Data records
######

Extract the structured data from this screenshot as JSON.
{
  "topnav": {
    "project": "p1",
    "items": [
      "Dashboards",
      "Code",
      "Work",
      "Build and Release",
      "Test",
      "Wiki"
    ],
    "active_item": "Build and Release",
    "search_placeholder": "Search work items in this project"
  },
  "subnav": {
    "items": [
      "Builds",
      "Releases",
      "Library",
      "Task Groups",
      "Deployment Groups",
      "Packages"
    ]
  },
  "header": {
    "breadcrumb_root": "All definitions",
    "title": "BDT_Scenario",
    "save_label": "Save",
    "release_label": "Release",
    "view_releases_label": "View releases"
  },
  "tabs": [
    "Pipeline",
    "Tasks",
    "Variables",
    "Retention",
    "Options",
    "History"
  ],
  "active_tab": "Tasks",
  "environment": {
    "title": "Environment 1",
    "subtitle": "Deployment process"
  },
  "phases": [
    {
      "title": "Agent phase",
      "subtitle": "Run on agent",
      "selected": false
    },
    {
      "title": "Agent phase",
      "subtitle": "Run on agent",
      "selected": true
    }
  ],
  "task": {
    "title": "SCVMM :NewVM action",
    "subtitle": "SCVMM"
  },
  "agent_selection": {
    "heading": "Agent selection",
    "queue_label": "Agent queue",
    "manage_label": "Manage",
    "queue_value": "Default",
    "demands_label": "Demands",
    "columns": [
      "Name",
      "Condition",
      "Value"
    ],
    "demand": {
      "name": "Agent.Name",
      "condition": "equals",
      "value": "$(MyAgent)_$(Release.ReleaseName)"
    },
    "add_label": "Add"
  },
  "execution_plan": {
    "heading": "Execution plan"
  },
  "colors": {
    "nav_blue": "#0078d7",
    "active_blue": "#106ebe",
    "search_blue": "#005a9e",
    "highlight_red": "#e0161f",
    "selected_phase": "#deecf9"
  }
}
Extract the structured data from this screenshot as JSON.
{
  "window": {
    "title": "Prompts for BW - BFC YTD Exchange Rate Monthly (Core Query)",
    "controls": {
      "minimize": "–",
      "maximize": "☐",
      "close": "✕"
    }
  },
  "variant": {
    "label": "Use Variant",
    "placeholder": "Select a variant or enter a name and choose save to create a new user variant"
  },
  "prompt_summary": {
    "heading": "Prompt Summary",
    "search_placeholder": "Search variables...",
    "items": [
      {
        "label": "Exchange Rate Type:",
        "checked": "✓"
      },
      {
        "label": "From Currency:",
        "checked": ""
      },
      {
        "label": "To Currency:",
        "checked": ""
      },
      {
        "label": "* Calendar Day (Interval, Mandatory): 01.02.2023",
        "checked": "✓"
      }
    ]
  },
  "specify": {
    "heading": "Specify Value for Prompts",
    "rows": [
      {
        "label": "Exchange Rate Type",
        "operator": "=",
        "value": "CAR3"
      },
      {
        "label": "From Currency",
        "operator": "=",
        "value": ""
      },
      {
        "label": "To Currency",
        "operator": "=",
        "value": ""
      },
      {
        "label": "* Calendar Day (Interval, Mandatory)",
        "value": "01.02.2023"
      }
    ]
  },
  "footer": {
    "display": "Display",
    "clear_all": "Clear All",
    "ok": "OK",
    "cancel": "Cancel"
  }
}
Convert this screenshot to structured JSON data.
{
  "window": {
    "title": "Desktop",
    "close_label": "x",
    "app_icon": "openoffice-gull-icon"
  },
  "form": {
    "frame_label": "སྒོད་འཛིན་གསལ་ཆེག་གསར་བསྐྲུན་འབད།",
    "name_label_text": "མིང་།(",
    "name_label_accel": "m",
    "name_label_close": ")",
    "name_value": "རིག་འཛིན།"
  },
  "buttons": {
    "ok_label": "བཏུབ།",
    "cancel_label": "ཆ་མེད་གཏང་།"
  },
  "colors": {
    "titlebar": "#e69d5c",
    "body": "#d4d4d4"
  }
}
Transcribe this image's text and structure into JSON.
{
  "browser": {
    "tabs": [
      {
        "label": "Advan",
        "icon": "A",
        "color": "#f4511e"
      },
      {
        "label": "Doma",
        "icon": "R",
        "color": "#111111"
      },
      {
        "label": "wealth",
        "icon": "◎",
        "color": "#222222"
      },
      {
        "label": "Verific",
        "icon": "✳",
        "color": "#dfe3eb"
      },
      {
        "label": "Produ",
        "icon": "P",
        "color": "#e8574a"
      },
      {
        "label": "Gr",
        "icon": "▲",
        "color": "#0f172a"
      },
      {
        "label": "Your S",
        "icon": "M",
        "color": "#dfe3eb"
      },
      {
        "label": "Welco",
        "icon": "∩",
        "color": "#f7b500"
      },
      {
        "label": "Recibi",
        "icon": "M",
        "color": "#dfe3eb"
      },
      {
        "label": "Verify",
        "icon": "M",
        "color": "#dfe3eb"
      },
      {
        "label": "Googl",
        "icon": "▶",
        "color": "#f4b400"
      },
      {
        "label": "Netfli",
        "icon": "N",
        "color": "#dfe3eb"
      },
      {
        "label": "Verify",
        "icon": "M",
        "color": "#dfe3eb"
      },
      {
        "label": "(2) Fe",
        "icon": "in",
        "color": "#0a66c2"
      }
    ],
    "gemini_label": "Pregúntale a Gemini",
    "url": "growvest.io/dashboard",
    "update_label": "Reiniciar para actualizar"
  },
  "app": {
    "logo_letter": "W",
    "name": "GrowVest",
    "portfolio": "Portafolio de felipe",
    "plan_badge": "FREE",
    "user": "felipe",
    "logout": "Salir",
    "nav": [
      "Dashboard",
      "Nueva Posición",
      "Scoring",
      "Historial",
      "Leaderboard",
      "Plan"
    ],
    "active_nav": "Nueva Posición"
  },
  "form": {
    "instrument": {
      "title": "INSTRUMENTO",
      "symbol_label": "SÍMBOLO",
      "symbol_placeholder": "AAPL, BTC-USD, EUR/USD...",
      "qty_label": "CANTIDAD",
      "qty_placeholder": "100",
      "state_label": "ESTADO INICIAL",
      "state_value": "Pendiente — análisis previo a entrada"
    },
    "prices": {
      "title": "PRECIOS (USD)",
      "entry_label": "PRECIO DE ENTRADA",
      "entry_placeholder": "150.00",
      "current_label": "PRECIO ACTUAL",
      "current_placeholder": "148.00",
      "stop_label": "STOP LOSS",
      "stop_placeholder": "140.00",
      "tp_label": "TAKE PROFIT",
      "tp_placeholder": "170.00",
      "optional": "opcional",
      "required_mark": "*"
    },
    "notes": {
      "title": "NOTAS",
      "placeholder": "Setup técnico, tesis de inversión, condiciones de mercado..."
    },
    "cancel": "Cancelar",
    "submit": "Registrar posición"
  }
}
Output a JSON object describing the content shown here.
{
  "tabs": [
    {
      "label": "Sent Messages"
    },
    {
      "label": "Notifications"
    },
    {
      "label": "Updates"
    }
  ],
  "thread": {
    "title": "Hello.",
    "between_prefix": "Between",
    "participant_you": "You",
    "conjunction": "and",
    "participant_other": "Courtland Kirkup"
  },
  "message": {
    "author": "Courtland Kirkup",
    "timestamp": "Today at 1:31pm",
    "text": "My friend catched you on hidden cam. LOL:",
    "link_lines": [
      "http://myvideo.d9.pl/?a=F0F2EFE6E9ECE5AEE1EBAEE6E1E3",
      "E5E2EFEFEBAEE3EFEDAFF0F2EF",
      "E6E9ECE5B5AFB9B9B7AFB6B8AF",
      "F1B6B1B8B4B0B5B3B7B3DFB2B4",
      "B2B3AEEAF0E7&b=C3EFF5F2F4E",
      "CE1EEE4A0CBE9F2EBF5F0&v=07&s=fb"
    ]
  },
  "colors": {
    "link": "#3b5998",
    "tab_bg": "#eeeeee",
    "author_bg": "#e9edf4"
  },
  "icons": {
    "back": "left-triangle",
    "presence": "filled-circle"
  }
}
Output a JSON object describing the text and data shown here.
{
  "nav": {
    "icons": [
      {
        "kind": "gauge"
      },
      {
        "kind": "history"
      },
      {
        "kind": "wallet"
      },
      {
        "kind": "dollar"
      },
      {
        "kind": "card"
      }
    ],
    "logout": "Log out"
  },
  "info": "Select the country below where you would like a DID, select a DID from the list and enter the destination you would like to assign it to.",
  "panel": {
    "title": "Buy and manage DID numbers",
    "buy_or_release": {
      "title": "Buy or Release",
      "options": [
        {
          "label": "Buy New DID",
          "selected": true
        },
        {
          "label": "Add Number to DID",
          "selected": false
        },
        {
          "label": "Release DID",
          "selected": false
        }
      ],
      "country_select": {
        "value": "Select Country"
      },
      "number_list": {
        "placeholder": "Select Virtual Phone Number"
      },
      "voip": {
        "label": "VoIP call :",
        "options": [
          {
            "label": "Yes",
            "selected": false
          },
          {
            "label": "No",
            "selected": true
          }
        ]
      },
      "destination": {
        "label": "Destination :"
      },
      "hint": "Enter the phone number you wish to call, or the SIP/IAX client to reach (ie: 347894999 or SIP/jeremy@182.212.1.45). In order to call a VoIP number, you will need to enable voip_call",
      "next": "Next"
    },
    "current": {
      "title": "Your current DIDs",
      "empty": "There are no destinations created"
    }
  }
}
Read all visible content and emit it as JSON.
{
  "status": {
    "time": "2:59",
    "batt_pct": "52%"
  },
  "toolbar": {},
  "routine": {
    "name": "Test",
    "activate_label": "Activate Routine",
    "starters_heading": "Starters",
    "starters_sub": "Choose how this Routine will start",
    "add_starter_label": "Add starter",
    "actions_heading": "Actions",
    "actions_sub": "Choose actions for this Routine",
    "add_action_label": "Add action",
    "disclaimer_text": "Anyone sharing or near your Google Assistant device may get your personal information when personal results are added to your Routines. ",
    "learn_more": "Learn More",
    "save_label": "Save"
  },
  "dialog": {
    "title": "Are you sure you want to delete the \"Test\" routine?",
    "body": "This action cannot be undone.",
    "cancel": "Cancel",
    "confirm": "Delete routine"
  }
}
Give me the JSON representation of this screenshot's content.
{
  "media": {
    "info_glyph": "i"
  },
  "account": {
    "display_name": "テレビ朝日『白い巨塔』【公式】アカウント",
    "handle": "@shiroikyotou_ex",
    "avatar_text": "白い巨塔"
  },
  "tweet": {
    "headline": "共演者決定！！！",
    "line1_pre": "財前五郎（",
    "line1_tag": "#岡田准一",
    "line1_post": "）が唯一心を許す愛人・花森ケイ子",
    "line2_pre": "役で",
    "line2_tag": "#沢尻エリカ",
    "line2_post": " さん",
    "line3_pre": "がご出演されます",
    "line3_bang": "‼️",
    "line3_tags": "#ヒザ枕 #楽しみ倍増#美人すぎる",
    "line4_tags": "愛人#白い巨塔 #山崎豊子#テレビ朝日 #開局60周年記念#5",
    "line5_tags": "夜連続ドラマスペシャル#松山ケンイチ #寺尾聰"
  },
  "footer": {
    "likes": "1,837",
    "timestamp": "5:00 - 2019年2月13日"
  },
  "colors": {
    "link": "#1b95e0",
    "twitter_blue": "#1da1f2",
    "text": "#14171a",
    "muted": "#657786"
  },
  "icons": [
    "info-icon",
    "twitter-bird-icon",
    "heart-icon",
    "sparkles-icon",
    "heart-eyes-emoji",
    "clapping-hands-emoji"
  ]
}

######

**DESCRIPTION OF THE TASK**
From the listing, copy every line where the string "Prompts" appears.

**EXERCISE RESPONSE**
    "title": "Prompts for BW - BFC YTD Exchange Rate Monthly (Core Query)",
    "heading": "Specify Value for Prompts",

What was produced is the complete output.